[Begin INPUT ROWS]

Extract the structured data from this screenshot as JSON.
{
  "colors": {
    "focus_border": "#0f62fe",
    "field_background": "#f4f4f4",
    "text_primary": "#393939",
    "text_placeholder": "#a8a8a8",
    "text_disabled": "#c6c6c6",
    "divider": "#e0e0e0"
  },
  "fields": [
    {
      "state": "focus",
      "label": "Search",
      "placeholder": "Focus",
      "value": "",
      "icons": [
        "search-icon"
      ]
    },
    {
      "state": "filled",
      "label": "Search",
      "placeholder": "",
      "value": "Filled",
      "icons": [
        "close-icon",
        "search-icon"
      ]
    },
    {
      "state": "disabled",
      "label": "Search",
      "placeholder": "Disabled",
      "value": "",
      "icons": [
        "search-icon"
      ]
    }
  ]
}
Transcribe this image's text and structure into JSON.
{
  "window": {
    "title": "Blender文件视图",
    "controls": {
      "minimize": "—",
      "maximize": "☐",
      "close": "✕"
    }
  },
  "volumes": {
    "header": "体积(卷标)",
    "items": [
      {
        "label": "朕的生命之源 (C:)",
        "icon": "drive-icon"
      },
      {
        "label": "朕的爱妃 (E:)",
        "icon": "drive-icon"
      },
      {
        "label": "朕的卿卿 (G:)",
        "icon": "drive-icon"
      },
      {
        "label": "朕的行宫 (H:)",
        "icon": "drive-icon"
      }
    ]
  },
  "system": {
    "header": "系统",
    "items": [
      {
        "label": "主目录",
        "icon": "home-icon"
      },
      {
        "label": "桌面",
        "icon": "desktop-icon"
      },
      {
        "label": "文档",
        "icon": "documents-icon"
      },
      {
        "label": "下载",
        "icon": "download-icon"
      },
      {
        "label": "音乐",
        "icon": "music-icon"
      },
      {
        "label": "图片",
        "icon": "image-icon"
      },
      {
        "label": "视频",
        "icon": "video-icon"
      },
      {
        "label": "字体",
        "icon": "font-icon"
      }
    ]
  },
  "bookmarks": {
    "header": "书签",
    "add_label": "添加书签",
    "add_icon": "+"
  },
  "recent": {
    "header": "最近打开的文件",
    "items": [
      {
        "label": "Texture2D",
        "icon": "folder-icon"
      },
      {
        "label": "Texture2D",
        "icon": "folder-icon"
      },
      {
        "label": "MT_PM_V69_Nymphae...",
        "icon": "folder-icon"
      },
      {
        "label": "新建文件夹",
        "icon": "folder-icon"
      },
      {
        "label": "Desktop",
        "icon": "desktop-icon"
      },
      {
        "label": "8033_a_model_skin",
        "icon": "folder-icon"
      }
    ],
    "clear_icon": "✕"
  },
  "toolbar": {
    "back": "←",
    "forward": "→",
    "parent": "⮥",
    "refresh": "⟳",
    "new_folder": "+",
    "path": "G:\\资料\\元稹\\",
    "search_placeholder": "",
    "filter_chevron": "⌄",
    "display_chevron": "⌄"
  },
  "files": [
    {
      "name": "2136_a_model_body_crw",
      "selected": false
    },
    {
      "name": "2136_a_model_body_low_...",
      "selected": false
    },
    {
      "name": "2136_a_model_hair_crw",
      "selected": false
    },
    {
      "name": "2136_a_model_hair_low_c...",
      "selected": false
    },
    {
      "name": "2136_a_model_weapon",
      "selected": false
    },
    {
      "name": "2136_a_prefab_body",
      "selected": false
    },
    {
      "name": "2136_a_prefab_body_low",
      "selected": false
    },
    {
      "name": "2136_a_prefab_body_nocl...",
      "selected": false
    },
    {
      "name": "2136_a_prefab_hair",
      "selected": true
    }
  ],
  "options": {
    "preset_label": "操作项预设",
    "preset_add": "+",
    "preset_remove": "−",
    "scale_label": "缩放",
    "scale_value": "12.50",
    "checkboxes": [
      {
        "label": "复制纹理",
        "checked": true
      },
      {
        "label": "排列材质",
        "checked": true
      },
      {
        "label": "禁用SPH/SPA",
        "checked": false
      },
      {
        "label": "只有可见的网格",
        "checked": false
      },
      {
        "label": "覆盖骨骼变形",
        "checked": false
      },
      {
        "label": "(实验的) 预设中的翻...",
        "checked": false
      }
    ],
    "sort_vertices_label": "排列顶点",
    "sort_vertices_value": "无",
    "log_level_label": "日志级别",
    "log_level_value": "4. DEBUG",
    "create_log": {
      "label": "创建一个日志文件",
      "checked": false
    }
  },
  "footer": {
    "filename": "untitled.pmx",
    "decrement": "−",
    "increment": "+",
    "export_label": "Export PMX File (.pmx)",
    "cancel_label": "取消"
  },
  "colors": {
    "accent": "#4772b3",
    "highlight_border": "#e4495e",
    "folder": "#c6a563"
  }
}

[End INPUT ROWS]

Quote each line above in full, word for word.

Extract the structured data from this screenshot as JSON.
{
  "colors": {
    "focus_border": "#0f62fe",
    "field_background": "#f4f4f4",
    "text_primary": "#393939",
    "text_placeholder": "#a8a8a8",
    "text_disabled": "#c6c6c6",
    "divider": "#e0e0e0"
  },
  "fields": [
    {
      "state": "focus",
      "label": "Search",
      "placeholder": "Focus",
      "value": "",
      "icons": [
        "search-icon"
      ]
    },
    {
      "state": "filled",
      "label": "Search",
      "placeholder": "",
      "value": "Filled",
      "icons": [
        "close-icon",
        "search-icon"
      ]
    },
    {
      "state": "disabled",
      "label": "Search",
      "placeholder": "Disabled",
      "value": "",
      "icons": [
        "search-icon"
      ]
    }
  ]
}
Transcribe this image's text and structure into JSON.
{
  "window": {
    "title": "Blender文件视图",
    "controls": {
      "minimize": "—",
      "maximize": "☐",
      "close": "✕"
    }
  },
  "volumes": {
    "header": "体积(卷标)",
    "items": [
      {
        "label": "朕的生命之源 (C:)",
        "icon": "drive-icon"
      },
      {
        "label": "朕的爱妃 (E:)",
        "icon": "drive-icon"
      },
      {
        "label": "朕的卿卿 (G:)",
        "icon": "drive-icon"
      },
      {
        "label": "朕的行宫 (H:)",
        "icon": "drive-icon"
      }
    ]
  },
  "system": {
    "header": "系统",
    "items": [
      {
        "label": "主目录",
        "icon": "home-icon"
      },
      {
        "label": "桌面",
        "icon": "desktop-icon"
      },
      {
        "label": "文档",
        "icon": "documents-icon"
      },
      {
        "label": "下载",
        "icon": "download-icon"
      },
      {
        "label": "音乐",
        "icon": "music-icon"
      },
      {
        "label": "图片",
        "icon": "image-icon"
      },
      {
        "label": "视频",
        "icon": "video-icon"
      },
      {
        "label": "字体",
        "icon": "font-icon"
      }
    ]
  },
  "bookmarks": {
    "header": "书签",
    "add_label": "添加书签",
    "add_icon": "+"
  },
  "recent": {
    "header": "最近打开的文件",
    "items": [
      {
        "label": "Texture2D",
        "icon": "folder-icon"
      },
      {
        "label": "Texture2D",
        "icon": "folder-icon"
      },
      {
        "label": "MT_PM_V69_Nymphae...",
        "icon": "folder-icon"
      },
      {
        "label": "新建文件夹",
        "icon": "folder-icon"
      },
      {
        "label": "Desktop",
        "icon": "desktop-icon"
      },
      {
        "label": "8033_a_model_skin",
        "icon": "folder-icon"
      }
    ],
    "clear_icon": "✕"
  },
  "toolbar": {
    "back": "←",
    "forward": "→",
    "parent": "⮥",
    "refresh": "⟳",
    "new_folder": "+",
    "path": "G:\\资料\\元稹\\",
    "search_placeholder": "",
    "filter_chevron": "⌄",
    "display_chevron": "⌄"
  },
  "files": [
    {
      "name": "2136_a_model_body_crw",
      "selected": false
    },
    {
      "name": "2136_a_model_body_low_...",
      "selected": false
    },
    {
      "name": "2136_a_model_hair_crw",
      "selected": false
    },
    {
      "name": "2136_a_model_hair_low_c...",
      "selected": false
    },
    {
      "name": "2136_a_model_weapon",
      "selected": false
    },
    {
      "name": "2136_a_prefab_body",
      "selected": false
    },
    {
      "name": "2136_a_prefab_body_low",
      "selected": false
    },
    {
      "name": "2136_a_prefab_body_nocl...",
      "selected": false
    },
    {
      "name": "2136_a_prefab_hair",
      "selected": true
    }
  ],
  "options": {
    "preset_label": "操作项预设",
    "preset_add": "+",
    "preset_remove": "−",
    "scale_label": "缩放",
    "scale_value": "12.50",
    "checkboxes": [
      {
        "label": "复制纹理",
        "checked": true
      },
      {
        "label": "排列材质",
        "checked": true
      },
      {
        "label": "禁用SPH/SPA",
        "checked": false
      },
      {
        "label": "只有可见的网格",
        "checked": false
      },
      {
        "label": "覆盖骨骼变形",
        "checked": false
      },
      {
        "label": "(实验的) 预设中的翻...",
        "checked": false
      }
    ],
    "sort_vertices_label": "排列顶点",
    "sort_vertices_value": "无",
    "log_level_label": "日志级别",
    "log_level_value": "4. DEBUG",
    "create_log": {
      "label": "创建一个日志文件",
      "checked": false
    }
  },
  "footer": {
    "filename": "untitled.pmx",
    "decrement": "−",
    "increment": "+",
    "export_label": "Export PMX File (.pmx)",
    "cancel_label": "取消"
  },
  "colors": {
    "accent": "#4772b3",
    "highlight_border": "#e4495e",
    "folder": "#c6a563"
  }
}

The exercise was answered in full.